(JOB) Repeat the stretch of the forum post about S3Results failing with a DaskExecutor from "Traceback (most recent" through "result = self.result.write(value, **formatting_kwargs)", switching "method" to "handler".

(SOURCE)
* Start *

Tom Klein

    Tom Klein

    2 months ago
    Aaand -- me again 😳 with a related but completely different issue 🤷‍♂️ Question: when using a
    DaskExecutor
    (that relies on a dask
    KubeCluster
    ) - are task Results handled in the flow, or is the Result handling delegated in the dask workers? I'm asking because when we swap from a
    LocalExecutor
    or a
    LocalDaskExecutor
    to a
    DaskExecutor
    - suddenly our S3Results (which all our tasks are configured with) seem to fail on
    AccessDenied
    errors (for
    PutObject
    attempts) So logically it seems like they are being run from somewhere else that doesn't have the proper permissions (whereas the k8s job running the flow itself, does) --- am i missing something?
    For reference, this is the error we see:
    Unexpected error: ClientError('An error occurred (AccessDenied) when calling the PutObject operation: Access Denied')
    Traceback (most recent call last):
      File "/usr/local/lib/python3.8/site-packages/prefect/engine/runner.py", line 48, in inner
        new_state = method(self, state, *args, **kwargs)
      File "/usr/local/lib/python3.8/site-packages/prefect/engine/task_runner.py", line 930, in get_task_run_state
        result = self.result.write(value, **formatting_kwargs)
      File "/usr/local/lib/python3.8/site-packages/prefect/engine/results/s3_result.py", line 96, in write
        raise err
      File "/usr/local/lib/python3.8/site-packages/prefect/engine/results/s3_result.py", line 88, in write
        self.client.upload_fileobj(
      File "/usr/local/lib/python3.8/site-packages/boto3/s3/inject.py", line 636, in upload_fileobj
        return future.result()
      File "/usr/local/lib/python3.8/site-packages/s3transfer/futures.py", line 103, in result
        return self._coordinator.result()
      File "/usr/local/lib/python3.8/site-packages/s3transfer/futures.py", line 266, in result
        raise self._exception
      File "/usr/local/lib/python3.8/site-packages/s3transfer/tasks.py", line 139, in __call__
        return self._execute_main(kwargs)
      File "/usr/local/lib/python3.8/site-packages/s3transfer/tasks.py", line 162, in _execute_main
        return_value = self._main(**kwargs)
      File "/usr/local/lib/python3.8/site-packages/s3transfer/upload.py", line 758, in _main
        client.put_object(Bucket=bucket, Key=key, Body=body, **extra_args)
      File "/usr/local/lib/python3.8/site-packages/botocore/client.py", line 508, in _api_call
        return self._make_api_call(operation_name, kwargs)
      File "/usr/local/lib/python3.8/site-packages/botocore/client.py", line 915, in _make_api_call
        raise error_class(parsed_response, operation_name)

* End *

(DATA SUPPLIED)
* Start *

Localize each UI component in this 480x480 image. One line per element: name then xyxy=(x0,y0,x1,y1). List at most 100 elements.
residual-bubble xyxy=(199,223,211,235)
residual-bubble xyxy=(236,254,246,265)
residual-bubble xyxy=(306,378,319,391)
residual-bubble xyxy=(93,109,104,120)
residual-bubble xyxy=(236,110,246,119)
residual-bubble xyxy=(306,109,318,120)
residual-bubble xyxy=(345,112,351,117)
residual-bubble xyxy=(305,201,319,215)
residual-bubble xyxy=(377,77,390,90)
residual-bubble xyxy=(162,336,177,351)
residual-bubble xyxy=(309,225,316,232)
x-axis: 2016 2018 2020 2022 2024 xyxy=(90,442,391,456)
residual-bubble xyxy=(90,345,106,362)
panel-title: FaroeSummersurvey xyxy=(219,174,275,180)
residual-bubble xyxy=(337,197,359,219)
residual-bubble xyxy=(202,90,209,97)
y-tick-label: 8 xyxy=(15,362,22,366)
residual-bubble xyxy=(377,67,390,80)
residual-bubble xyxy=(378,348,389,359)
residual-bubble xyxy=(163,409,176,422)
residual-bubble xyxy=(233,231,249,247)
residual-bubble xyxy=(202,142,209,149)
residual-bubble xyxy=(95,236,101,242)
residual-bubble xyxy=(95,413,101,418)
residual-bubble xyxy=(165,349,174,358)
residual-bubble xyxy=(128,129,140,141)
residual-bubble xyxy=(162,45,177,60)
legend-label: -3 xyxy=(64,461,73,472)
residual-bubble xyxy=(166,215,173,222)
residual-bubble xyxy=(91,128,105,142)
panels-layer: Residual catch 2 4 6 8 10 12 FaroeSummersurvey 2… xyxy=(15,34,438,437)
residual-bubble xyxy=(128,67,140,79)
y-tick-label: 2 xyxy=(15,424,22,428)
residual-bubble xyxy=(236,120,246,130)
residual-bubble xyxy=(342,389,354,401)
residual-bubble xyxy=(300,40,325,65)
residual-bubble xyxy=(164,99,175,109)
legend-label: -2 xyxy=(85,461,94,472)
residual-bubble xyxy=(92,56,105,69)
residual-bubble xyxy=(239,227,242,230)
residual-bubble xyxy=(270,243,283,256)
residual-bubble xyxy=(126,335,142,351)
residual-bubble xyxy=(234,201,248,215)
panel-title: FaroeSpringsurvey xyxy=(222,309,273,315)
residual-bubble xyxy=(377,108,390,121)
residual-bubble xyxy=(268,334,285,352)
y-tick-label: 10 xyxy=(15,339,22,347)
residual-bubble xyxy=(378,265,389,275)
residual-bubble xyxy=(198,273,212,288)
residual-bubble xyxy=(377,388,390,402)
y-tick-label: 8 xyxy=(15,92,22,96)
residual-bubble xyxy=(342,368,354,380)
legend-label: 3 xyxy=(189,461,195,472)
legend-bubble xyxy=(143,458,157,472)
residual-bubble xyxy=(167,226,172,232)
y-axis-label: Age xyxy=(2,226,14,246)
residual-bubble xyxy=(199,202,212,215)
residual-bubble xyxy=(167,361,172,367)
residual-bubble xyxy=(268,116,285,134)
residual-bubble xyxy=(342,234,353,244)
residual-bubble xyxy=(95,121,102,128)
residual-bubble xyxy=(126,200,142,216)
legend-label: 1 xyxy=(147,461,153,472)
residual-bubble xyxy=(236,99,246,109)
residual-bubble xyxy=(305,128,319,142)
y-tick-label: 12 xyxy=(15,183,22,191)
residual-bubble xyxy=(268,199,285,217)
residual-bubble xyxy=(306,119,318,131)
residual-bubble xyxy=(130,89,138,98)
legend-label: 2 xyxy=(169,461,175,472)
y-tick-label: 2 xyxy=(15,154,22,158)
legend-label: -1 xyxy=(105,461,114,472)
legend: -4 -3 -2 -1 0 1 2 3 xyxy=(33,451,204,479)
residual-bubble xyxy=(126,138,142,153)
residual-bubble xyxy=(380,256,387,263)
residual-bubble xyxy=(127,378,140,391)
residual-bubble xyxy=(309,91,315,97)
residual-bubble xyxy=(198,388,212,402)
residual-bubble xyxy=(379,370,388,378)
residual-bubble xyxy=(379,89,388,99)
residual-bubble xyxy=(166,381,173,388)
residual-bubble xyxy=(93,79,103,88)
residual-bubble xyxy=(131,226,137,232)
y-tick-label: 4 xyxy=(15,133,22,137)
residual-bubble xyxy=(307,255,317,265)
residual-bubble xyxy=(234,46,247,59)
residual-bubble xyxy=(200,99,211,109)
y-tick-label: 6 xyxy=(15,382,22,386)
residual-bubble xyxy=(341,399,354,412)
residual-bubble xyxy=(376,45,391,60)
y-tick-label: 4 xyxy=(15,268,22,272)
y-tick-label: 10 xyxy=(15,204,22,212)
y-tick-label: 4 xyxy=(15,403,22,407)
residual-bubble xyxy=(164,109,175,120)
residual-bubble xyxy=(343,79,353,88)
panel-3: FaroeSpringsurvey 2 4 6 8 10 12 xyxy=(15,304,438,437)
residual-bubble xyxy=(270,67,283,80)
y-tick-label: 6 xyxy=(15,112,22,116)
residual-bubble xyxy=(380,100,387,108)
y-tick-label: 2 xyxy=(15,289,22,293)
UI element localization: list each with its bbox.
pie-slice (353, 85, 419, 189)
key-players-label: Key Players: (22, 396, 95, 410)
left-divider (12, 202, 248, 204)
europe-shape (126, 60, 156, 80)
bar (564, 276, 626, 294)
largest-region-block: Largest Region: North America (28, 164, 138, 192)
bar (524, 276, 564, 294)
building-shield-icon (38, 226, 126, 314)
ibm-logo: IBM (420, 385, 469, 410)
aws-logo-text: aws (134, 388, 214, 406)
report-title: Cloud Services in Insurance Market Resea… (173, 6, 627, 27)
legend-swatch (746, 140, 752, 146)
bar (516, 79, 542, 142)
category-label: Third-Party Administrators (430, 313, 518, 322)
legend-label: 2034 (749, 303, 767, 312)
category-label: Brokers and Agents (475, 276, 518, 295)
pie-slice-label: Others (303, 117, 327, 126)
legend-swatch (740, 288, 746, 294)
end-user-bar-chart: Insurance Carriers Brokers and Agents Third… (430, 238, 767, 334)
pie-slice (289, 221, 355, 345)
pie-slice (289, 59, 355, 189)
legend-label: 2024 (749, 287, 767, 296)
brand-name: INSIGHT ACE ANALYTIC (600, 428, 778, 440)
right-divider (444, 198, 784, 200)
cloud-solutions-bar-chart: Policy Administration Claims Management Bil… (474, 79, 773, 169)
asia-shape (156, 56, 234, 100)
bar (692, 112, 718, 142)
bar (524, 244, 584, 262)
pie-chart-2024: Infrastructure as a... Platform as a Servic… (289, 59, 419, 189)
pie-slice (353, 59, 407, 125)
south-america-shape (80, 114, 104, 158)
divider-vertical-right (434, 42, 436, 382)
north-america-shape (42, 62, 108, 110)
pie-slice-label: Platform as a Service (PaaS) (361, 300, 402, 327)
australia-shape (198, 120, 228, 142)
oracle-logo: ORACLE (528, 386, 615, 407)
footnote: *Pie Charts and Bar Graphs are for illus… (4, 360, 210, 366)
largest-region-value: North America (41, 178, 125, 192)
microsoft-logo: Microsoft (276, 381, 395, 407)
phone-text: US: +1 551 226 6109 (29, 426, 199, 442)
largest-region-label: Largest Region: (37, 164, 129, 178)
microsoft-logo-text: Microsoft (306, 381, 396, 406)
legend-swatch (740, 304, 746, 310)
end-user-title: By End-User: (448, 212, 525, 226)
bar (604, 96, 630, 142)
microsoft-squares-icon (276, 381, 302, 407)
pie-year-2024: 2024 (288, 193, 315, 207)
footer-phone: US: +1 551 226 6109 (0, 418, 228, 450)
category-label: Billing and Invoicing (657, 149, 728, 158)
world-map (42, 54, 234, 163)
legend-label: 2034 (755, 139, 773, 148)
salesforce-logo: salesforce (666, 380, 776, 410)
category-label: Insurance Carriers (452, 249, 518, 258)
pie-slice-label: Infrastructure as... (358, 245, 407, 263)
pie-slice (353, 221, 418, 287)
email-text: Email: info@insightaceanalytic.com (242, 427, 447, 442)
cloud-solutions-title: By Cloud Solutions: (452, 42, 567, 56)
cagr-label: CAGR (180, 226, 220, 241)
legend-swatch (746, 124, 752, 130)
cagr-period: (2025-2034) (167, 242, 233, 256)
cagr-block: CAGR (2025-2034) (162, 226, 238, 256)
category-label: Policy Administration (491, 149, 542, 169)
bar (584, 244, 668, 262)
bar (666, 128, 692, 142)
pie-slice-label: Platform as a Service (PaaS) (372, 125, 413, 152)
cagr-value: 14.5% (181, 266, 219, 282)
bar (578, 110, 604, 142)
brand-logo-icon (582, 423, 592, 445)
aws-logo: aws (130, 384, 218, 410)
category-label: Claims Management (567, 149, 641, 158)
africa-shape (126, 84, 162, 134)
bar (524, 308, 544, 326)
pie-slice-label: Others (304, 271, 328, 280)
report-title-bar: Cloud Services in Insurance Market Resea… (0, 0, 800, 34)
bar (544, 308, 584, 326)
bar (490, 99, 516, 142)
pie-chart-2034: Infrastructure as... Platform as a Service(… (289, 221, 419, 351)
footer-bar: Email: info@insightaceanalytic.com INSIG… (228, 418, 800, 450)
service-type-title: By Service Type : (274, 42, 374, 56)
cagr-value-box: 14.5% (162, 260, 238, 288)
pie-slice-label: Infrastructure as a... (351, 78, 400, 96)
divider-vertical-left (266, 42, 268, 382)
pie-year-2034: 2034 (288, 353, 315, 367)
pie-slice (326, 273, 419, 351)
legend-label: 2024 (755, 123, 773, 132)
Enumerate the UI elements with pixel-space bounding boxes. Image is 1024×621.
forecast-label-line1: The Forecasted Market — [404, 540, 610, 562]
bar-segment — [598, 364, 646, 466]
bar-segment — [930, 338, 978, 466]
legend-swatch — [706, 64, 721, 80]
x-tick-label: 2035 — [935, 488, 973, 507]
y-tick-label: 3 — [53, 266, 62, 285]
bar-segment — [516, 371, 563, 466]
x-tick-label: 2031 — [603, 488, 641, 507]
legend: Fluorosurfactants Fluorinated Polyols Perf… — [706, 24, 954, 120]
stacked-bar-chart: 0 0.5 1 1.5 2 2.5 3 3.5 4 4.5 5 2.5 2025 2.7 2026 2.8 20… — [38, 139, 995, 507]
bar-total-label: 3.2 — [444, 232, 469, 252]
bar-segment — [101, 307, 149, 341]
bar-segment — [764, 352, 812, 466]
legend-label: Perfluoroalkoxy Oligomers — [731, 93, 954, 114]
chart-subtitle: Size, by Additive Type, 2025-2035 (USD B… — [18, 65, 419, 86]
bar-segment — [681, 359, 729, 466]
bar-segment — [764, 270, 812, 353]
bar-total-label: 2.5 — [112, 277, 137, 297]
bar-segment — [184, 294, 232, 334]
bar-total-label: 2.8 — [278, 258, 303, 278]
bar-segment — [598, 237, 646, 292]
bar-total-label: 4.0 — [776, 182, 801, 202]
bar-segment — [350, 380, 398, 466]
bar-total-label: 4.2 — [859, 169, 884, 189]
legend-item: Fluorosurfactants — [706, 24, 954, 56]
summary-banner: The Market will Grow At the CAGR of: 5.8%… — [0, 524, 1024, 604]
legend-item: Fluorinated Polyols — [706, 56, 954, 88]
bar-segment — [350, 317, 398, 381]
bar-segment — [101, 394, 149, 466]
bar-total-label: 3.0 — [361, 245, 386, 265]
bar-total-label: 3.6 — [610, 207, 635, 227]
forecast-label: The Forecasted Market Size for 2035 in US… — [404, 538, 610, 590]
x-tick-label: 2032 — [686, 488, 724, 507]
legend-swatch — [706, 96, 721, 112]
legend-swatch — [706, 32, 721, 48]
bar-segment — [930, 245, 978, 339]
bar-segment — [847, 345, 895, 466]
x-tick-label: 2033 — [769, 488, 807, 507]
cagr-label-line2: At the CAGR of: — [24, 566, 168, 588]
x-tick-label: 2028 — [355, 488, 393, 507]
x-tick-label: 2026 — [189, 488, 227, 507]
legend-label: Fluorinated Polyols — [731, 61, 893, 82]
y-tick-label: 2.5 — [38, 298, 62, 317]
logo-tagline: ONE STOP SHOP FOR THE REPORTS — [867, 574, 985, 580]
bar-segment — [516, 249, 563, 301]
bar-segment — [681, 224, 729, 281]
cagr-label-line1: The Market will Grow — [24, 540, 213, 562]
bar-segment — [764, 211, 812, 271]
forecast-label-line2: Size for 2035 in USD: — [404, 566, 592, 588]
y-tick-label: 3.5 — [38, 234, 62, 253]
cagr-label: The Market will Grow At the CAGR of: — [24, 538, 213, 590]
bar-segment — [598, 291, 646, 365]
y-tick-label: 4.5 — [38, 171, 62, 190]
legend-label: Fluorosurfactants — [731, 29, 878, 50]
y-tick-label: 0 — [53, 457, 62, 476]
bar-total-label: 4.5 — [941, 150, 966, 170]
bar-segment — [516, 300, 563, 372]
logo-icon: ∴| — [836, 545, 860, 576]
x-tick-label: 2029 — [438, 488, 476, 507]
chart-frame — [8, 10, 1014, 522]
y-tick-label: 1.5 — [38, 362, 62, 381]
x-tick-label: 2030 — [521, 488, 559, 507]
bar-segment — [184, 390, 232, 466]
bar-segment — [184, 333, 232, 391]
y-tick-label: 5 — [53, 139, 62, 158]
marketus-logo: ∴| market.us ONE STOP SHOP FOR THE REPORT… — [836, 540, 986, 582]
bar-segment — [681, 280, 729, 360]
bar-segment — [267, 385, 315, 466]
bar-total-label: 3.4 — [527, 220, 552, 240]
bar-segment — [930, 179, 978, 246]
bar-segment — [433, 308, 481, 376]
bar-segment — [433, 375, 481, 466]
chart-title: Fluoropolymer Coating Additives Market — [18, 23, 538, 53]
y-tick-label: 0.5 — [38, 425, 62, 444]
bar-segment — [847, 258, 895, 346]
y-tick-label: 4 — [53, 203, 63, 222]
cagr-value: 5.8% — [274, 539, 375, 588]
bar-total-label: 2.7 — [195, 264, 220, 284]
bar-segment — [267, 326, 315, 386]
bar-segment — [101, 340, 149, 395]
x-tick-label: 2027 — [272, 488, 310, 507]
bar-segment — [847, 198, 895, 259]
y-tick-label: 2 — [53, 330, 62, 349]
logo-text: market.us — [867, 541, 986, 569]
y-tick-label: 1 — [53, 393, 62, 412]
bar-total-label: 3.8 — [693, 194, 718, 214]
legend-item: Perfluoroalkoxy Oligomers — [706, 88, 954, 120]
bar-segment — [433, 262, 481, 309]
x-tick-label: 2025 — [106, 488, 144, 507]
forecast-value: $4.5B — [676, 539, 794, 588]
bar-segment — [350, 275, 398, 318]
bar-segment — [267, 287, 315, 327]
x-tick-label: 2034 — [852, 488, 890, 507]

* End *

(RIGHT ANSWER)
Traceback (most recent call last):
      File "/usr/local/lib/python3.8/site-packages/prefect/engine/runner.py", line 48, in inner
        new_state = handler(self, state, *args, **kwargs)
      File "/usr/local/lib/python3.8/site-packages/prefect/engine/task_runner.py", line 930, in get_task_run_state
        result = self.result.write(value, **formatting_kwargs)